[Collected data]
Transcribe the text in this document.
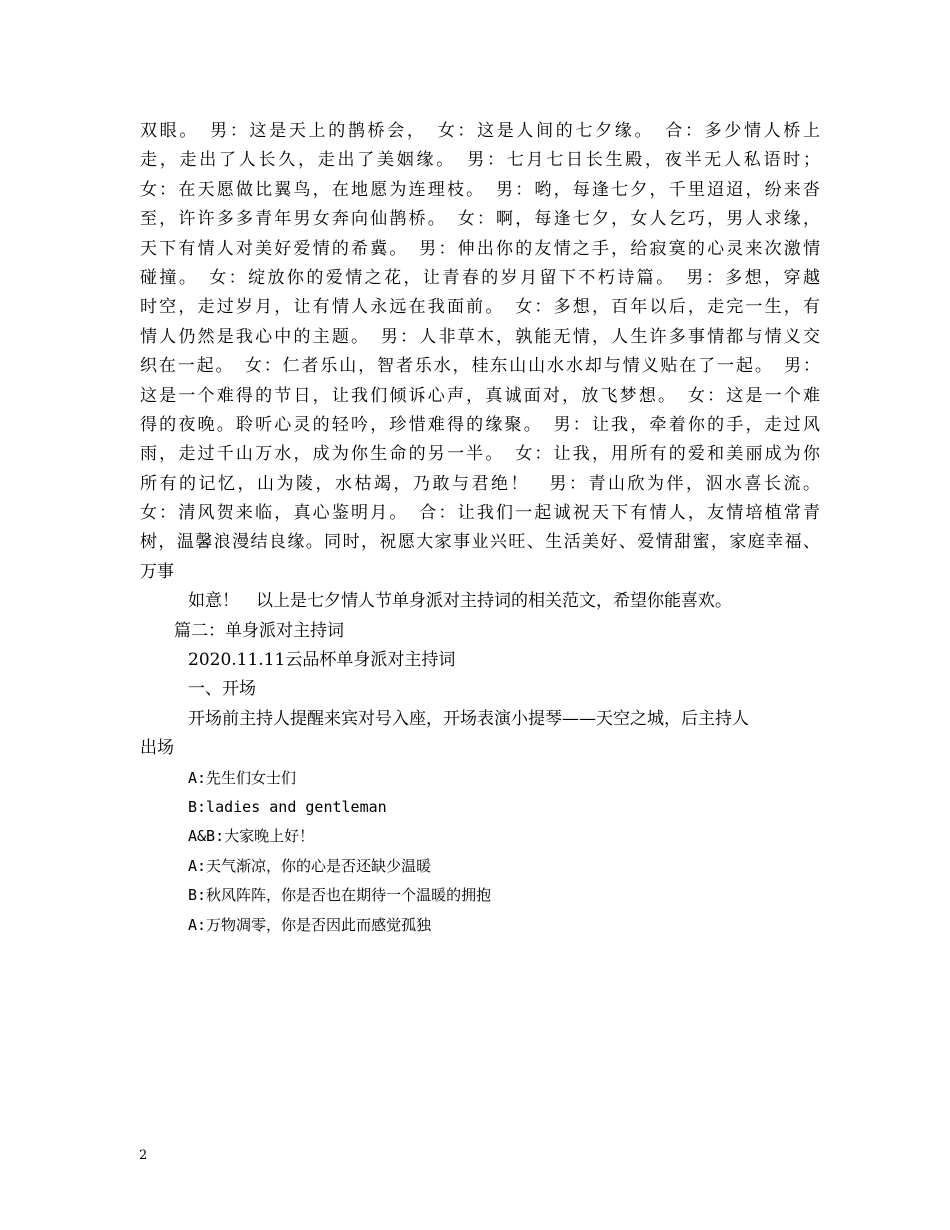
双眼。　男：这是天上的鹊桥会，　女：这是人间的七夕缘。　合：多少情人桥上
走，走出了人长久，走出了美姻缘。　男：七月七日长生殿，夜半无人私语时；
女：在天愿做比翼鸟，在地愿为连理枝。　男：哟，每逢七夕，千里迢迢，纷来沓
至，许许多多青年男女奔向仙鹊桥。　女：啊，每逢七夕，女人乞巧，男人求缘，
天下有情人对美好爱情的希冀。　男：伸出你的友情之手，给寂寞的心灵来次激情
碰撞。　女：绽放你的爱情之花，让青春的岁月留下不朽诗篇。　男：多想，穿越
时空，走过岁月，让有情人永远在我面前。　女：多想，百年以后，走完一生，有
情人仍然是我心中的主题。　男：人非草木，孰能无情，人生许多事情都与情义交
织在一起。　女：仁者乐山，智者乐水，桂东山山水水却与情义贴在了一起。　男：
这是一个难得的节日，让我们倾诉心声，真诚面对，放飞梦想。　女：这是一个难
得的夜晚。聆听心灵的轻吟，珍惜难得的缘聚。　男：让我，牵着你的手，走过风
雨，走过千山万水，成为你生命的另一半。　女：让我，用所有的爱和美丽成为你
所有的记忆，山为陵，水枯竭，乃敢与君绝！　男：青山欣为伴，泅水喜长流。
女：清风贺来临，真心鉴明月。　合：让我们一起诚祝天下有情人，友情培植常青
树，温馨浪漫结良缘。同时，祝愿大家事业兴旺、生活美好、爱情甜蜜，家庭幸福、
万事
如意！　以上是七夕情人节单身派对主持词的相关范文，希望你能喜欢。
篇二：单身派对主持词
2020.11.11云品杯单身派对主持词
一、开场
开场前主持人提醒来宾对号入座，开场表演小提琴——天空之城，后主持人
出场
A:先生们女士们
B:ladies and gentleman
A&B:大家晚上好！
A:天气渐凉，你的心是否还缺少温暖
B:秋风阵阵，你是否也在期待一个温暖的拥抱
A:万物凋零，你是否因此而感觉孤独
2
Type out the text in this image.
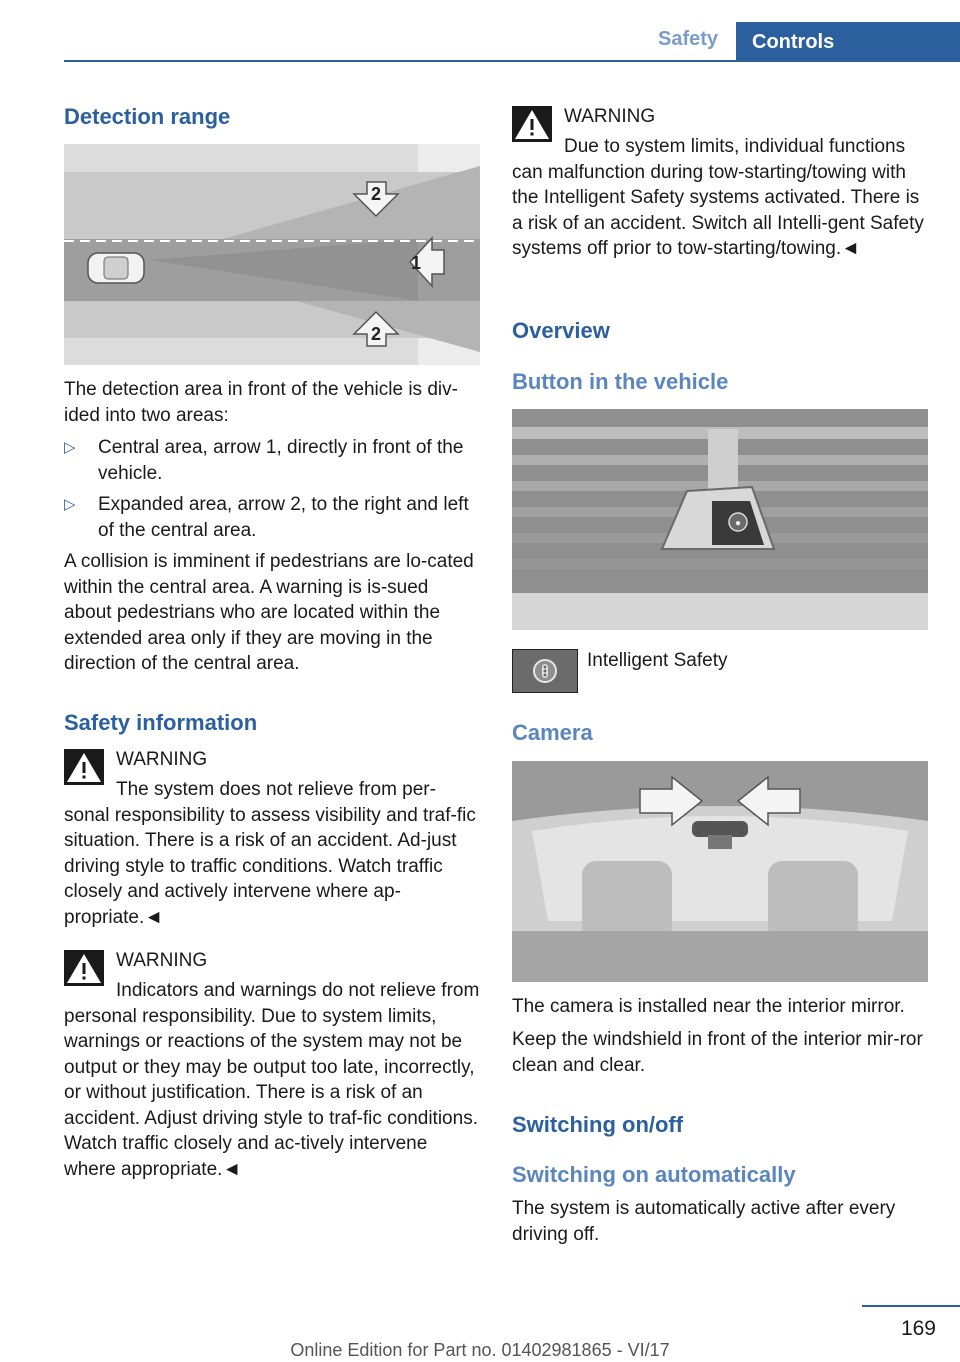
Safety	Controls
Detection range
2
1
2

The detection area in front of the vehicle is div‐ided into two areas:

▷ Central area, arrow 1, directly in front of the vehicle.
▷ Expanded area, arrow 2, to the right and left of the central area.

A collision is imminent if pedestrians are lo‐cated within the central area. A warning is is‐sued about pedestrians who are located within the extended area only if they are moving in the direction of the central area.

Safety information
WARNING
The system does not relieve from per‐sonal responsibility to assess visibility and traf‐fic situation. There is a risk of an accident. Ad‐just driving style to traffic conditions. Watch traffic closely and actively intervene where ap‐propriate.◄
WARNING
Indicators and warnings do not relieve from personal responsibility. Due to system limits, warnings or reactions of the system may not be output or they may be output too late, incorrectly, or without justification. There is a risk of an accident. Adjust driving style to traf‐fic conditions. Watch traffic closely and ac‐tively intervene where appropriate.◄
WARNING
Due to system limits, individual functions can malfunction during tow-starting/towing with the Intelligent Safety systems activated. There is a risk of an accident. Switch all Intelli‐gent Safety systems off prior to tow-starting/towing.◄
Overview
Button in the vehicle
●
Intelligent Safety
Camera

The camera is installed near the interior mirror.

Keep the windshield in front of the interior mir‐ror clean and clear.

Switching on/off
Switching on automatically

The system is automatically active after every driving off.

169
Online Edition for Part no. 01402981865 - VI/17
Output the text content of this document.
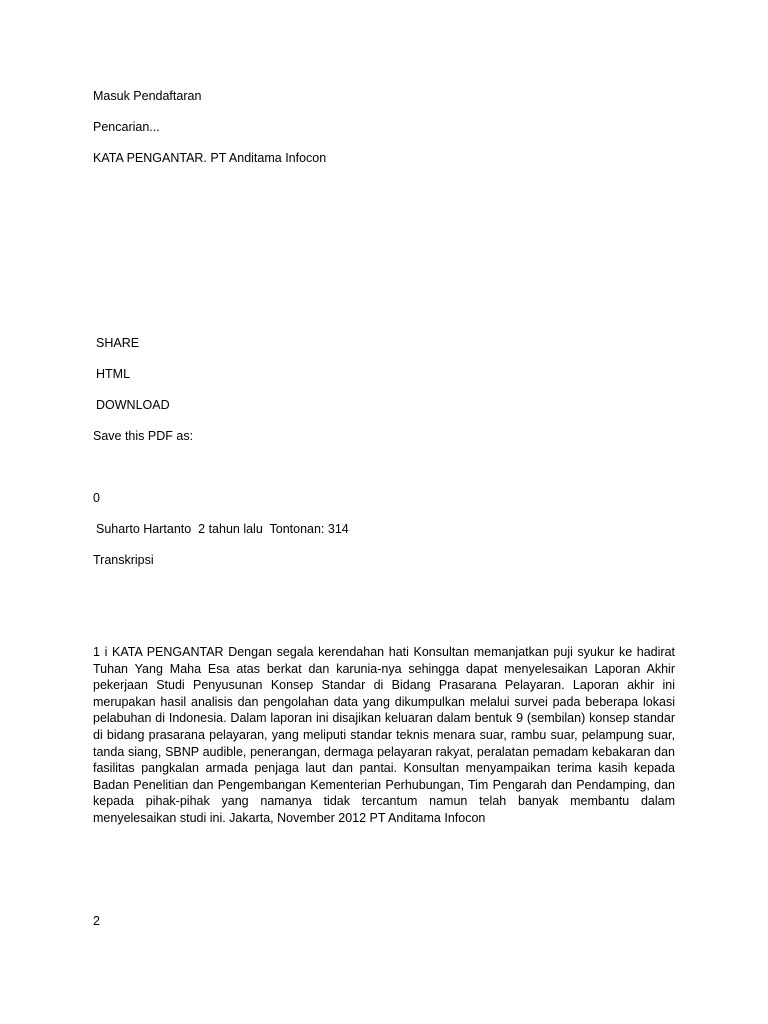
Masuk Pendaftaran
Pencarian...
KATA PENGANTAR. PT Anditama Infocon
SHARE
HTML
DOWNLOAD
Save this PDF as:
0
Suharto Hartanto  2 tahun lalu  Tontonan: 314
Transkripsi
1 i KATA PENGANTAR Dengan segala kerendahan hati Konsultan memanjatkan puji syukur ke hadirat Tuhan Yang Maha Esa atas berkat dan karunia-nya sehingga dapat menyelesaikan Laporan Akhir pekerjaan Studi Penyusunan Konsep Standar di Bidang Prasarana Pelayaran. Laporan akhir ini merupakan hasil analisis dan pengolahan data yang dikumpulkan melalui survei pada beberapa lokasi pelabuhan di Indonesia. Dalam laporan ini disajikan keluaran dalam bentuk 9 (sembilan) konsep standar di bidang prasarana pelayaran, yang meliputi standar teknis menara suar, rambu suar, pelampung suar, tanda siang, SBNP audible, penerangan, dermaga pelayaran rakyat, peralatan pemadam kebakaran dan fasilitas pangkalan armada penjaga laut dan pantai. Konsultan menyampaikan terima kasih kepada Badan Penelitian dan Pengembangan Kementerian Perhubungan, Tim Pengarah dan Pendamping, dan kepada pihak-pihak yang namanya tidak tercantum namun telah banyak membantu dalam menyelesaikan studi ini. Jakarta, November 2012 PT Anditama Infocon
2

[What is expected] Set down the records in full and exactly. Do not carry over any image.

[Exercise answer]
Transcribe the text in this document.
双眼。　男：这是天上的鹊桥会，　女：这是人间的七夕缘。　合：多少情人桥上
走，走出了人长久，走出了美姻缘。　男：七月七日长生殿，夜半无人私语时；
女：在天愿做比翼鸟，在地愿为连理枝。　男：哟，每逢七夕，千里迢迢，纷来沓
至，许许多多青年男女奔向仙鹊桥。　女：啊，每逢七夕，女人乞巧，男人求缘，
天下有情人对美好爱情的希冀。　男：伸出你的友情之手，给寂寞的心灵来次激情
碰撞。　女：绽放你的爱情之花，让青春的岁月留下不朽诗篇。　男：多想，穿越
时空，走过岁月，让有情人永远在我面前。　女：多想，百年以后，走完一生，有
情人仍然是我心中的主题。　男：人非草木，孰能无情，人生许多事情都与情义交
织在一起。　女：仁者乐山，智者乐水，桂东山山水水却与情义贴在了一起。　男：
这是一个难得的节日，让我们倾诉心声，真诚面对，放飞梦想。　女：这是一个难
得的夜晚。聆听心灵的轻吟，珍惜难得的缘聚。　男：让我，牵着你的手，走过风
雨，走过千山万水，成为你生命的另一半。　女：让我，用所有的爱和美丽成为你
所有的记忆，山为陵，水枯竭，乃敢与君绝！　男：青山欣为伴，泅水喜长流。
女：清风贺来临，真心鉴明月。　合：让我们一起诚祝天下有情人，友情培植常青
树，温馨浪漫结良缘。同时，祝愿大家事业兴旺、生活美好、爱情甜蜜，家庭幸福、
万事
如意！　以上是七夕情人节单身派对主持词的相关范文，希望你能喜欢。
篇二：单身派对主持词
2020.11.11云品杯单身派对主持词
一、开场
开场前主持人提醒来宾对号入座，开场表演小提琴——天空之城，后主持人
出场
A:先生们女士们
B:ladies and gentleman
A&B:大家晚上好！
A:天气渐凉，你的心是否还缺少温暖
B:秋风阵阵，你是否也在期待一个温暖的拥抱
A:万物凋零，你是否因此而感觉孤独
2
Type out the text in this image.
Safety	Controls
Detection range
2
1
2

The detection area in front of the vehicle is div‐ided into two areas:

▷ Central area, arrow 1, directly in front of the vehicle.
▷ Expanded area, arrow 2, to the right and left of the central area.

A collision is imminent if pedestrians are lo‐cated within the central area. A warning is is‐sued about pedestrians who are located within the extended area only if they are moving in the direction of the central area.

Safety information
WARNING
The system does not relieve from per‐sonal responsibility to assess visibility and traf‐fic situation. There is a risk of an accident. Ad‐just driving style to traffic conditions. Watch traffic closely and actively intervene where ap‐propriate.◄
WARNING
Indicators and warnings do not relieve from personal responsibility. Due to system limits, warnings or reactions of the system may not be output or they may be output too late, incorrectly, or without justification. There is a risk of an accident. Adjust driving style to traf‐fic conditions. Watch traffic closely and ac‐tively intervene where appropriate.◄
WARNING
Due to system limits, individual functions can malfunction during tow-starting/towing with the Intelligent Safety systems activated. There is a risk of an accident. Switch all Intelli‐gent Safety systems off prior to tow-starting/towing.◄
Overview
Button in the vehicle
●
Intelligent Safety
Camera

The camera is installed near the interior mirror.

Keep the windshield in front of the interior mir‐ror clean and clear.

Switching on/off
Switching on automatically

The system is automatically active after every driving off.

169
Online Edition for Part no. 01402981865 - VI/17
Output the text content of this document.
Masuk Pendaftaran
Pencarian...
KATA PENGANTAR. PT Anditama Infocon
SHARE
HTML
DOWNLOAD
Save this PDF as:
0
Suharto Hartanto  2 tahun lalu  Tontonan: 314
Transkripsi
1 i KATA PENGANTAR Dengan segala kerendahan hati Konsultan memanjatkan puji syukur ke hadirat Tuhan Yang Maha Esa atas berkat dan karunia-nya sehingga dapat menyelesaikan Laporan Akhir pekerjaan Studi Penyusunan Konsep Standar di Bidang Prasarana Pelayaran. Laporan akhir ini merupakan hasil analisis dan pengolahan data yang dikumpulkan melalui survei pada beberapa lokasi pelabuhan di Indonesia. Dalam laporan ini disajikan keluaran dalam bentuk 9 (sembilan) konsep standar di bidang prasarana pelayaran, yang meliputi standar teknis menara suar, rambu suar, pelampung suar, tanda siang, SBNP audible, penerangan, dermaga pelayaran rakyat, peralatan pemadam kebakaran dan fasilitas pangkalan armada penjaga laut dan pantai. Konsultan menyampaikan terima kasih kepada Badan Penelitian dan Pengembangan Kementerian Perhubungan, Tim Pengarah dan Pendamping, dan kepada pihak-pihak yang namanya tidak tercantum namun telah banyak membantu dalam menyelesaikan studi ini. Jakarta, November 2012 PT Anditama Infocon
2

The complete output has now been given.